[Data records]
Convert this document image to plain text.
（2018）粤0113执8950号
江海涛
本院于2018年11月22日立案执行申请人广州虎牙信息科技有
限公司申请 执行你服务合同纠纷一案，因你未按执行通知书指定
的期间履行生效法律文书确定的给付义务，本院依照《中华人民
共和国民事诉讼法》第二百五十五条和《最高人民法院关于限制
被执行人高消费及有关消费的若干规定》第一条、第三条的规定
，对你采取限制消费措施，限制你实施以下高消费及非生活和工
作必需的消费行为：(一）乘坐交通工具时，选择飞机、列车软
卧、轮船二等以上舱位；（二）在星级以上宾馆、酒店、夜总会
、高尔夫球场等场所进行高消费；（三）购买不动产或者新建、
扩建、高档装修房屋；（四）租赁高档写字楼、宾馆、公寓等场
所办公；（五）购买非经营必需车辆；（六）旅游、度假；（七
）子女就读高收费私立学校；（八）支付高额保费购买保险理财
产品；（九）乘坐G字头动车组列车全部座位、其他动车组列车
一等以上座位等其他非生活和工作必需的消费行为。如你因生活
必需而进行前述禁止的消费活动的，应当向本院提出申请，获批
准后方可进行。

→ **Exercise prompt**: Give back the whole listing exactly as it reads.

→ **Task response**:
Convert this document image to plain text.
（2018）粤0113执8950号
江海涛
本院于2018年11月22日立案执行申请人广州虎牙信息科技有
限公司申请 执行你服务合同纠纷一案，因你未按执行通知书指定
的期间履行生效法律文书确定的给付义务，本院依照《中华人民
共和国民事诉讼法》第二百五十五条和《最高人民法院关于限制
被执行人高消费及有关消费的若干规定》第一条、第三条的规定
，对你采取限制消费措施，限制你实施以下高消费及非生活和工
作必需的消费行为：(一）乘坐交通工具时，选择飞机、列车软
卧、轮船二等以上舱位；（二）在星级以上宾馆、酒店、夜总会
、高尔夫球场等场所进行高消费；（三）购买不动产或者新建、
扩建、高档装修房屋；（四）租赁高档写字楼、宾馆、公寓等场
所办公；（五）购买非经营必需车辆；（六）旅游、度假；（七
）子女就读高收费私立学校；（八）支付高额保费购买保险理财
产品；（九）乘坐G字头动车组列车全部座位、其他动车组列车
一等以上座位等其他非生活和工作必需的消费行为。如你因生活
必需而进行前述禁止的消费活动的，应当向本院提出申请，获批
准后方可进行。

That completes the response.